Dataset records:
***
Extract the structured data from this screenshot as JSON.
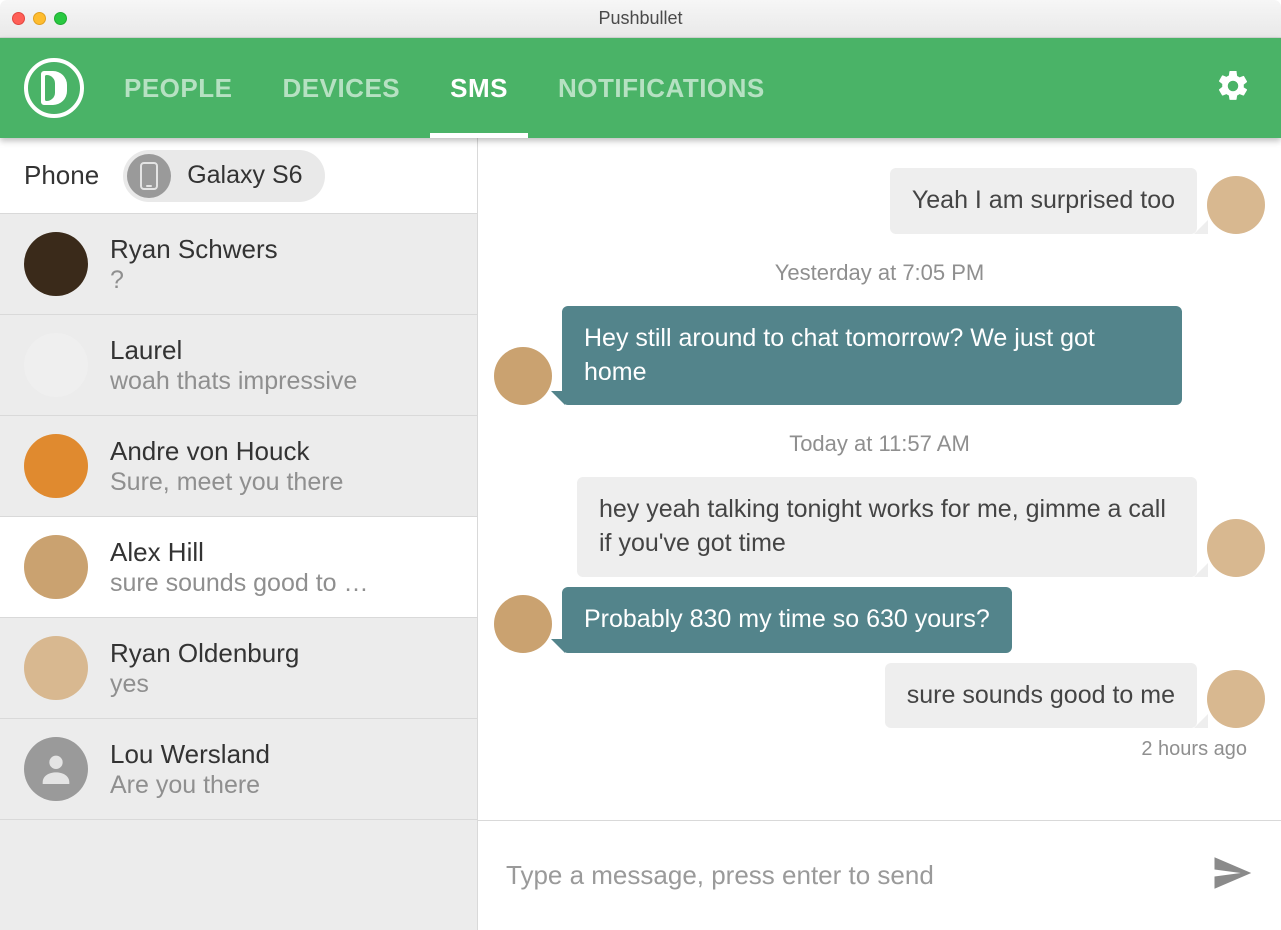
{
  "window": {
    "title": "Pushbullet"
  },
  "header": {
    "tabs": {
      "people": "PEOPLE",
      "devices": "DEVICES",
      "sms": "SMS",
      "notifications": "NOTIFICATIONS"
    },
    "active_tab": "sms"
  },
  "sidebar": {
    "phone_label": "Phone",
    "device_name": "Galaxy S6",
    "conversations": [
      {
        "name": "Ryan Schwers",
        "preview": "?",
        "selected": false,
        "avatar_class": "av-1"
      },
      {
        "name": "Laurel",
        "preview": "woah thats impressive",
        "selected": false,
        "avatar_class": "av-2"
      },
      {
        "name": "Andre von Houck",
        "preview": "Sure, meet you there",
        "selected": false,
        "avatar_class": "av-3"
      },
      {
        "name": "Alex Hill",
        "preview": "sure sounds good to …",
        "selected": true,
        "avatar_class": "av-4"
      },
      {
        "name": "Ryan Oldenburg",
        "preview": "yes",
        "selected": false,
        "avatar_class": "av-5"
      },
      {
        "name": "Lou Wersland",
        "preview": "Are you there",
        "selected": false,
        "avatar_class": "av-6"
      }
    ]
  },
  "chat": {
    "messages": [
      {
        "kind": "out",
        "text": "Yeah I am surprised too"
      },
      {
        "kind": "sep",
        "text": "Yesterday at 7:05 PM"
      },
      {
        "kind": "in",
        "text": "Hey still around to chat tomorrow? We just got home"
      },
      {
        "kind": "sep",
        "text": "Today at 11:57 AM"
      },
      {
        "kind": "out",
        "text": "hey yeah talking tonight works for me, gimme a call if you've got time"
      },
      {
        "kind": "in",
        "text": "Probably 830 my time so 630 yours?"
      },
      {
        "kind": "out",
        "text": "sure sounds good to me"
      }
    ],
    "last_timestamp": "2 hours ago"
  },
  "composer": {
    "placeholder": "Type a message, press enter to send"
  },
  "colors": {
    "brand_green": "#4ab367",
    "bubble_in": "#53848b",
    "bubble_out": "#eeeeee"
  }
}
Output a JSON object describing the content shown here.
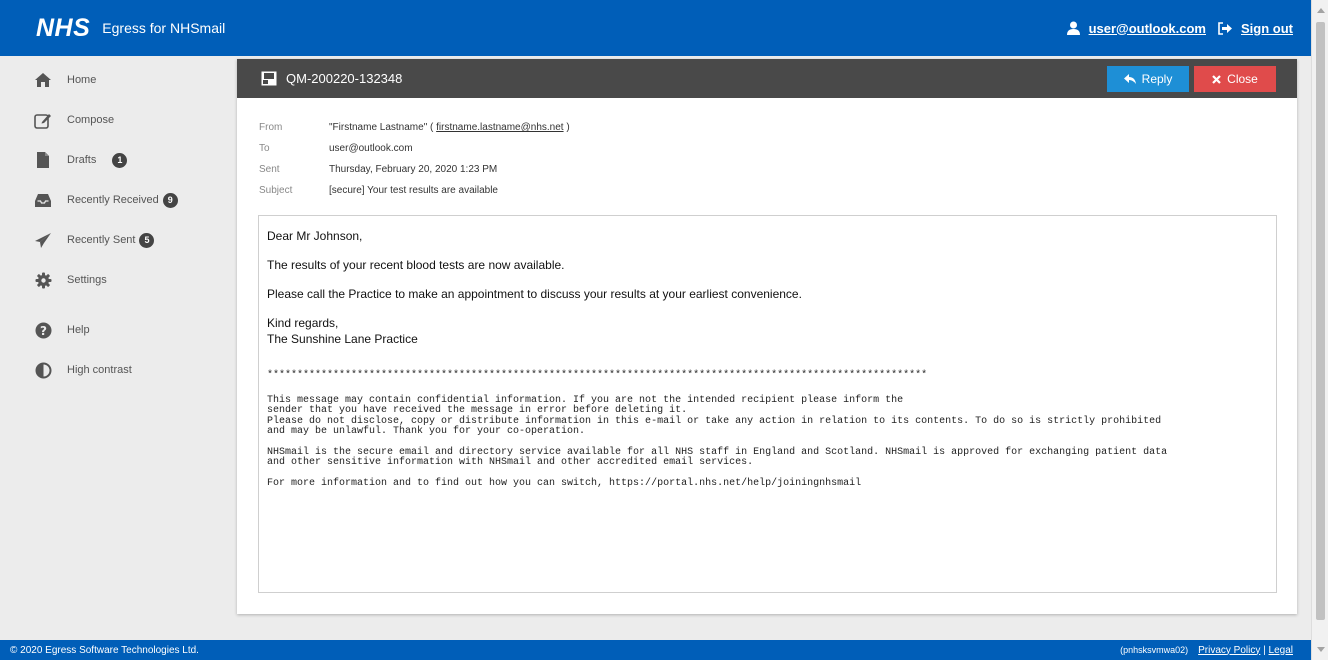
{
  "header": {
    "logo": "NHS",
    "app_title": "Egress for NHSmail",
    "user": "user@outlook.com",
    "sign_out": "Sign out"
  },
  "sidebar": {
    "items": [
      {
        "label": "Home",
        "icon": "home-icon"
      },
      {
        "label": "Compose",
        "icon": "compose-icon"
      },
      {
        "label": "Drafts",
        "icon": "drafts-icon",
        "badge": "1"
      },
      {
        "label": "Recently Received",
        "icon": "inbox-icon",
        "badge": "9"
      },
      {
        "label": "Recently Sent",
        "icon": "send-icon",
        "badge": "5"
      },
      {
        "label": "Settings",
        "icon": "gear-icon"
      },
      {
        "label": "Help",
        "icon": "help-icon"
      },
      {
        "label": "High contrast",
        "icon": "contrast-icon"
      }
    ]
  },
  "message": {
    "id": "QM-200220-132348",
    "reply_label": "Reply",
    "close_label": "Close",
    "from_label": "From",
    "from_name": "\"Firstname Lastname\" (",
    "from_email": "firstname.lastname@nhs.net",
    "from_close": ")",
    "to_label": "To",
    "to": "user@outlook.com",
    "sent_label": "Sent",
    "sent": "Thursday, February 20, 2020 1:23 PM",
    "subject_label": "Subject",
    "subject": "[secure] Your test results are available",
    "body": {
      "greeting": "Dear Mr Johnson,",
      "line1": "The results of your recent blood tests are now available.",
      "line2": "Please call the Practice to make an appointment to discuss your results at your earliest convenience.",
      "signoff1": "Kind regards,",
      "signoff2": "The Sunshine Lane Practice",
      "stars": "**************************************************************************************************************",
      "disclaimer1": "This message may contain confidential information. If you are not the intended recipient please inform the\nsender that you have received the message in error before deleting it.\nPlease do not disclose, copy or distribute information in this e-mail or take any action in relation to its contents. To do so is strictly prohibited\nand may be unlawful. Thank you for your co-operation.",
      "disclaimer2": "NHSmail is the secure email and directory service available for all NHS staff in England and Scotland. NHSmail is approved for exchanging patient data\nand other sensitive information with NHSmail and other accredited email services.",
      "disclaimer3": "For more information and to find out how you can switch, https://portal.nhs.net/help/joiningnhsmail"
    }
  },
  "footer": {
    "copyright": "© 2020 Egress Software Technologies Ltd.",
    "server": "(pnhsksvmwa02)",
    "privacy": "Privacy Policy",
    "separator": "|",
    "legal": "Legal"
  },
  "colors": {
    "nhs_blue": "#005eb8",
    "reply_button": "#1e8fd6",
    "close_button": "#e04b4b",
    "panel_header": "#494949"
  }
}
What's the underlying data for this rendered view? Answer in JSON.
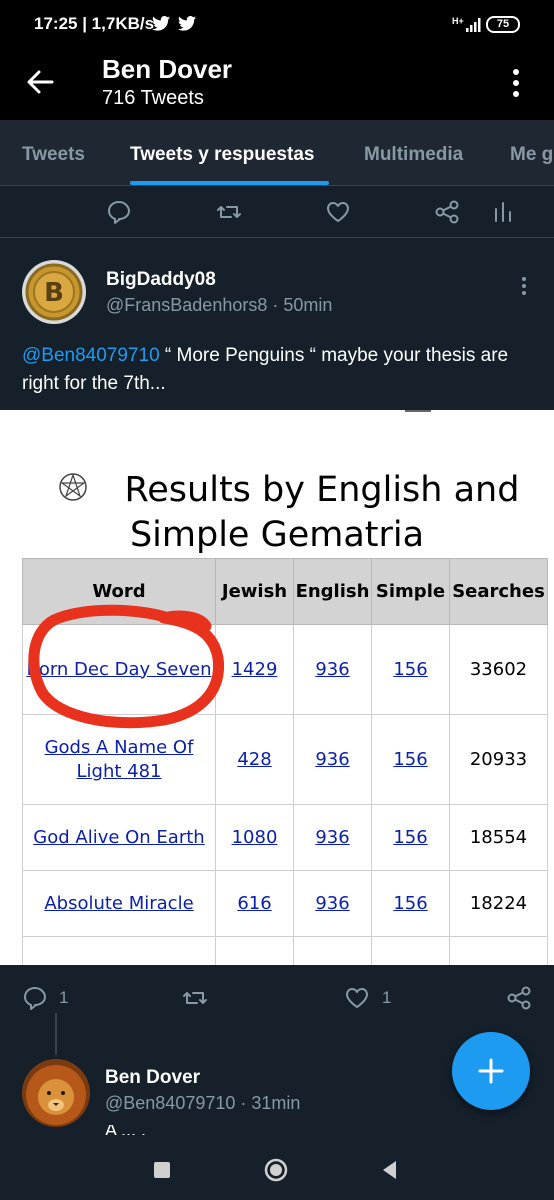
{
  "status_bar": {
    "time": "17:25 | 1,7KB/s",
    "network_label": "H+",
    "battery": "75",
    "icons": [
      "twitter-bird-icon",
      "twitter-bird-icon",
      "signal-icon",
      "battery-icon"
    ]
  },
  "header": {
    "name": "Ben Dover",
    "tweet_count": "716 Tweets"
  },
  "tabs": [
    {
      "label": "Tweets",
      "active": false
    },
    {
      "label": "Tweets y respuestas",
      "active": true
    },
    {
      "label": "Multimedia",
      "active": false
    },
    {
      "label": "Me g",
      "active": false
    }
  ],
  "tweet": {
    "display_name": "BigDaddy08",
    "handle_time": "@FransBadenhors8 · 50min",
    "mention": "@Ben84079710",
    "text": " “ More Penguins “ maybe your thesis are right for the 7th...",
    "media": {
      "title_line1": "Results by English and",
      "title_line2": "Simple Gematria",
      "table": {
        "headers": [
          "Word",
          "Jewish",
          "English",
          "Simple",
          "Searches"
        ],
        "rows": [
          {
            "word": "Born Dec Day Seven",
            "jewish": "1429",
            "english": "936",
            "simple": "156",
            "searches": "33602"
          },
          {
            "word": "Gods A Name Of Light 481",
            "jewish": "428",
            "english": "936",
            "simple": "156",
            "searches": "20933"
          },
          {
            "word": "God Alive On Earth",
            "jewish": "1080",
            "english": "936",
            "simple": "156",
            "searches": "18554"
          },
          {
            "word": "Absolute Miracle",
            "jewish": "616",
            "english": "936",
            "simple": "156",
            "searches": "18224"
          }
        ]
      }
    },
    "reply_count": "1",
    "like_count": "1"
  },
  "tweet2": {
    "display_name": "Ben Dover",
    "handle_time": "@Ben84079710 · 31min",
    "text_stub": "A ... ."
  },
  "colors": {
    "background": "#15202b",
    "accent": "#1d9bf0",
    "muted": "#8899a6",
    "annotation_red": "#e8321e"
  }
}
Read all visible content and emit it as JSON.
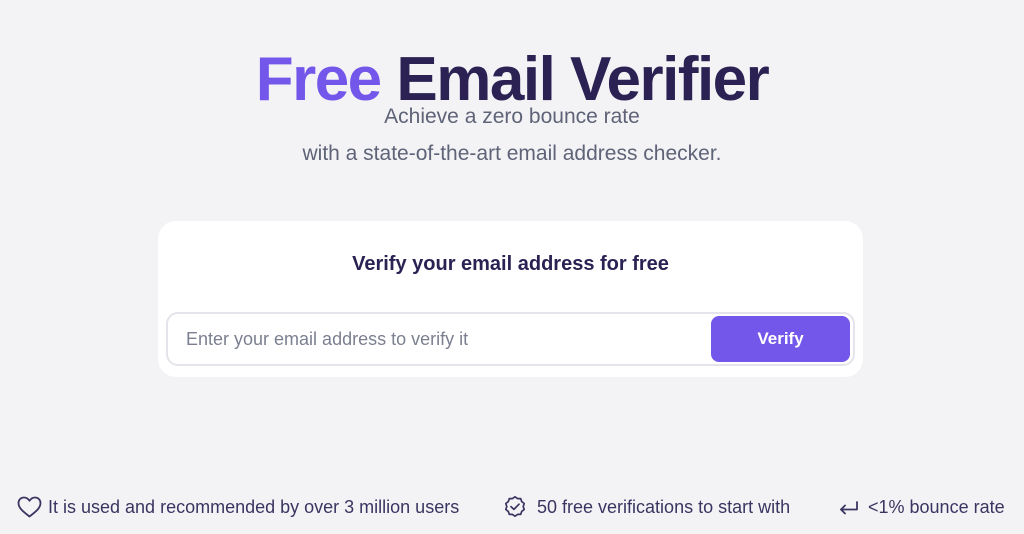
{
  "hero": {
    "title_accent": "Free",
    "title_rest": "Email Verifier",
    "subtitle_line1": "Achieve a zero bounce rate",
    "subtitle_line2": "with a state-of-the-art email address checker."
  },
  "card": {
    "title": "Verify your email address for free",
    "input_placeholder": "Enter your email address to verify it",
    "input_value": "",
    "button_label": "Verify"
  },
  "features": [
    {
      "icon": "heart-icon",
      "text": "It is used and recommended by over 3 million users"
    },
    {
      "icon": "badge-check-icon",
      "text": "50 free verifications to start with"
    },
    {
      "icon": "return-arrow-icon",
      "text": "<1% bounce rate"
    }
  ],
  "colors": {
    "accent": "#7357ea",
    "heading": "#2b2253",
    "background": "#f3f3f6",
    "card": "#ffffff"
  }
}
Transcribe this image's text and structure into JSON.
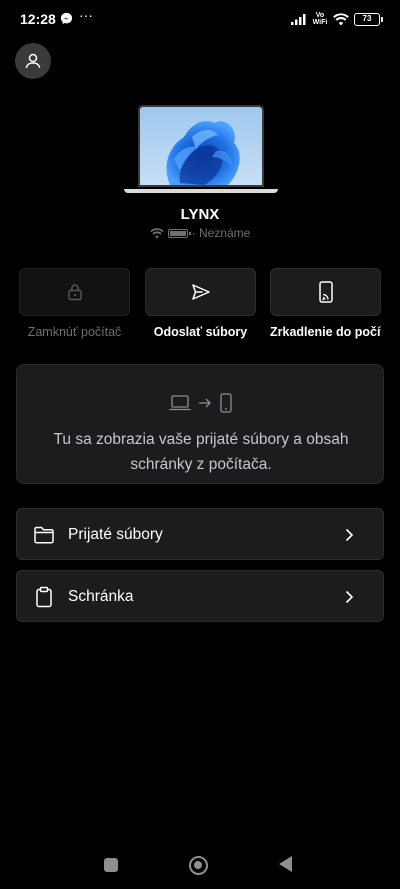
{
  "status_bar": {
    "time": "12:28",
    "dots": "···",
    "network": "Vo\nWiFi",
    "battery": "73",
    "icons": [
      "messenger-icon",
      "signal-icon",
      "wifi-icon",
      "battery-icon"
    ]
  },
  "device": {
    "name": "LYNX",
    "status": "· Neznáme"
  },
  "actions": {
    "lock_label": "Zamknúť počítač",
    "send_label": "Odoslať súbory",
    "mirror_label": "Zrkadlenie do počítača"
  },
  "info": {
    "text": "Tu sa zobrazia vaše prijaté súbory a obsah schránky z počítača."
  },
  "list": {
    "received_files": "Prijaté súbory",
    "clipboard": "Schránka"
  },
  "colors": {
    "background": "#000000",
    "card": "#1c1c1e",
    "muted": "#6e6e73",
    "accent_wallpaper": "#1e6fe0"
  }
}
***
Challenge: In the data above, how many lines contain the string "Dover"? Answer with the number only.

Response: 2